* **What the exercise asks**: Pictures do not belong in the copy, so please give every entry below again exactly.

>> start Material for the task

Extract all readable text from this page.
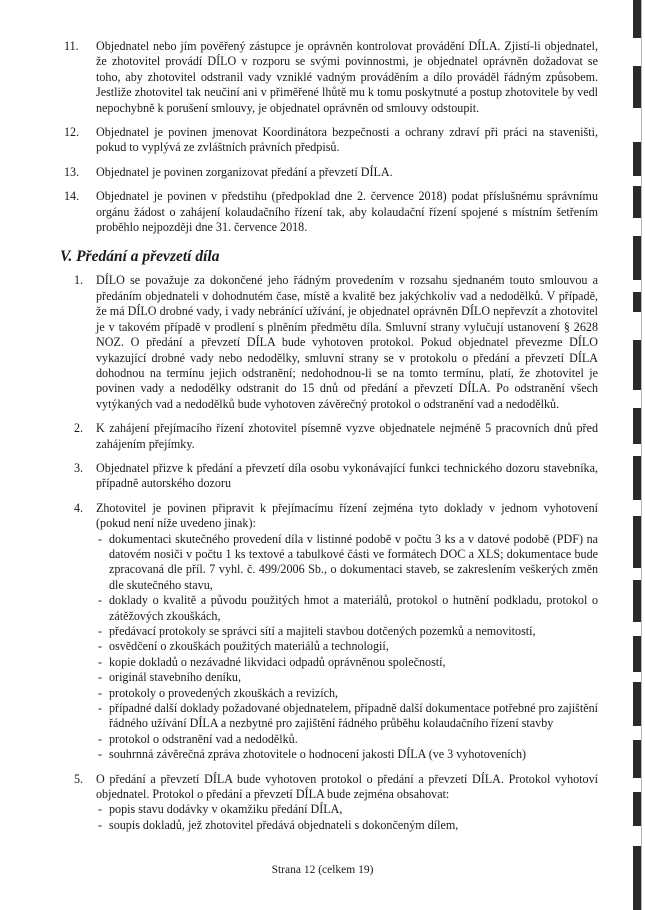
11. Objednatel nebo jím pověřený zástupce je oprávněn kontrolovat provádění DÍLA. Zjistí-li objednatel, že zhotovitel provádí DÍLO v rozporu se svými povinnostmi, je objednatel oprávněn dožadovat se toho, aby zhotovitel odstranil vady vzniklé vadným prováděním a dílo prováděl řádným způsobem. Jestliže zhotovitel tak neučiní ani v přiměřené lhůtě mu k tomu poskytnuté a postup zhotovitele by vedl nepochybně k porušení smlouvy, je objednatel oprávněn od smlouvy odstoupit.
12. Objednatel je povinen jmenovat Koordinátora bezpečnosti a ochrany zdraví při práci na staveništi, pokud to vyplývá ze zvláštních právních předpisů.
13. Objednatel je povinen zorganizovat předání a převzetí DÍLA.
14. Objednatel je povinen v předstihu (předpoklad dne 2. července 2018) podat příslušnému správnímu orgánu žádost o zahájení kolaudačního řízení tak, aby kolaudační řízení spojené s místním šetřením proběhlo nejpozději dne 31. července 2018.
V. Předání a převzetí díla
1. DÍLO se považuje za dokončené jeho řádným provedením v rozsahu sjednaném touto smlouvou a předáním objednateli v dohodnutém čase, místě a kvalitě bez jakýchkoliv vad a nedodělků. V případě, že má DÍLO drobné vady, i vady nebránící užívání, je objednatel oprávněn DÍLO nepřevzít a zhotovitel je v takovém případě v prodlení s plněním předmětu díla. Smluvní strany vylučují ustanovení § 2628 NOZ. O předání a převzetí DÍLA bude vyhotoven protokol. Pokud objednatel převezme DÍLO vykazující drobné vady nebo nedodělky, smluvní strany se v protokolu o předání a převzetí DÍLA dohodnou na termínu jejich odstranění; nedohodnou-li se na tomto termínu, platí, že zhotovitel je povinen vady a nedodělky odstranit do 15 dnů od předání a převzetí DÍLA. Po odstranění všech vytýkaných vad a nedodělků bude vyhotoven závěrečný protokol o odstranění vad a nedodělků.
2. K zahájení přejímacího řízení zhotovitel písemně vyzve objednatele nejméně 5 pracovních dnů před zahájením přejímky.
3. Objednatel přizve k předání a převzetí díla osobu vykonávající funkci technického dozoru stavebníka, případně autorského dozoru
4. Zhotovitel je povinen připravit k přejímacímu řízení zejména tyto doklady v jednom vyhotovení (pokud není níže uvedeno jinak):
- dokumentaci skutečného provedení díla v listinné podobě v počtu 3 ks a v datové podobě (PDF) na datovém nosiči v počtu 1 ks textové a tabulkové části ve formátech DOC a XLS; dokumentace bude zpracovaná dle příl. 7 vyhl. č. 499/2006 Sb., o dokumentaci staveb, se zakreslením veškerých změn dle skutečného stavu,
- doklady o kvalitě a původu použitých hmot a materiálů, protokol o hutnění podkladu, protokol o zátěžových zkouškách,
- předávací protokoly se správci sítí a majiteli stavbou dotčených pozemků a nemovitostí,
- osvědčení o zkouškách použitých materiálů a technologií,
- kopie dokladů o nezávadné likvidaci odpadů oprávněnou společností,
- originál stavebního deníku,
- protokoly o provedených zkouškách a revizích,
- případné další doklady požadované objednatelem, případně další dokumentace potřebné pro zajištění řádného užívání DÍLA a nezbytné pro zajištění řádného průběhu kolaudačního řízení stavby
- protokol o odstranění vad a nedodělků.
- souhrnná závěrečná zpráva zhotovitele o hodnocení jakosti DÍLA (ve 3 vyhotoveních)
5. O předání a převzetí DÍLA bude vyhotoven protokol o předání a převzetí DÍLA. Protokol vyhotoví objednatel. Protokol o předání a převzetí DÍLA bude zejména obsahovat:
- popis stavu dodávky v okamžiku předání DÍLA,
- soupis dokladů, jež zhotovitel předává objednateli s dokončeným dílem,
Strana 12 (celkem 19)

>> end Material for the task

* **Result**:
Extract all readable text from this page.
11. Objednatel nebo jím pověřený zástupce je oprávněn kontrolovat provádění DÍLA. Zjistí-li objednatel, že zhotovitel provádí DÍLO v rozporu se svými povinnostmi, je objednatel oprávněn dožadovat se toho, aby zhotovitel odstranil vady vzniklé vadným prováděním a dílo prováděl řádným způsobem. Jestliže zhotovitel tak neučiní ani v přiměřené lhůtě mu k tomu poskytnuté a postup zhotovitele by vedl nepochybně k porušení smlouvy, je objednatel oprávněn od smlouvy odstoupit.
12. Objednatel je povinen jmenovat Koordinátora bezpečnosti a ochrany zdraví při práci na staveništi, pokud to vyplývá ze zvláštních právních předpisů.
13. Objednatel je povinen zorganizovat předání a převzetí DÍLA.
14. Objednatel je povinen v předstihu (předpoklad dne 2. července 2018) podat příslušnému správnímu orgánu žádost o zahájení kolaudačního řízení tak, aby kolaudační řízení spojené s místním šetřením proběhlo nejpozději dne 31. července 2018.
V. Předání a převzetí díla
1. DÍLO se považuje za dokončené jeho řádným provedením v rozsahu sjednaném touto smlouvou a předáním objednateli v dohodnutém čase, místě a kvalitě bez jakýchkoliv vad a nedodělků. V případě, že má DÍLO drobné vady, i vady nebránící užívání, je objednatel oprávněn DÍLO nepřevzít a zhotovitel je v takovém případě v prodlení s plněním předmětu díla. Smluvní strany vylučují ustanovení § 2628 NOZ. O předání a převzetí DÍLA bude vyhotoven protokol. Pokud objednatel převezme DÍLO vykazující drobné vady nebo nedodělky, smluvní strany se v protokolu o předání a převzetí DÍLA dohodnou na termínu jejich odstranění; nedohodnou-li se na tomto termínu, platí, že zhotovitel je povinen vady a nedodělky odstranit do 15 dnů od předání a převzetí DÍLA. Po odstranění všech vytýkaných vad a nedodělků bude vyhotoven závěrečný protokol o odstranění vad a nedodělků.
2. K zahájení přejímacího řízení zhotovitel písemně vyzve objednatele nejméně 5 pracovních dnů před zahájením přejímky.
3. Objednatel přizve k předání a převzetí díla osobu vykonávající funkci technického dozoru stavebníka, případně autorského dozoru
4. Zhotovitel je povinen připravit k přejímacímu řízení zejména tyto doklady v jednom vyhotovení (pokud není níže uvedeno jinak):
- dokumentaci skutečného provedení díla v listinné podobě v počtu 3 ks a v datové podobě (PDF) na datovém nosiči v počtu 1 ks textové a tabulkové části ve formátech DOC a XLS; dokumentace bude zpracovaná dle příl. 7 vyhl. č. 499/2006 Sb., o dokumentaci staveb, se zakreslením veškerých změn dle skutečného stavu,
- doklady o kvalitě a původu použitých hmot a materiálů, protokol o hutnění podkladu, protokol o zátěžových zkouškách,
- předávací protokoly se správci sítí a majiteli stavbou dotčených pozemků a nemovitostí,
- osvědčení o zkouškách použitých materiálů a technologií,
- kopie dokladů o nezávadné likvidaci odpadů oprávněnou společností,
- originál stavebního deníku,
- protokoly o provedených zkouškách a revizích,
- případné další doklady požadované objednatelem, případně další dokumentace potřebné pro zajištění řádného užívání DÍLA a nezbytné pro zajištění řádného průběhu kolaudačního řízení stavby
- protokol o odstranění vad a nedodělků.
- souhrnná závěrečná zpráva zhotovitele o hodnocení jakosti DÍLA (ve 3 vyhotoveních)
5. O předání a převzetí DÍLA bude vyhotoven protokol o předání a převzetí DÍLA. Protokol vyhotoví objednatel. Protokol o předání a převzetí DÍLA bude zejména obsahovat:
- popis stavu dodávky v okamžiku předání DÍLA,
- soupis dokladů, jež zhotovitel předává objednateli s dokončeným dílem,
Strana 12 (celkem 19)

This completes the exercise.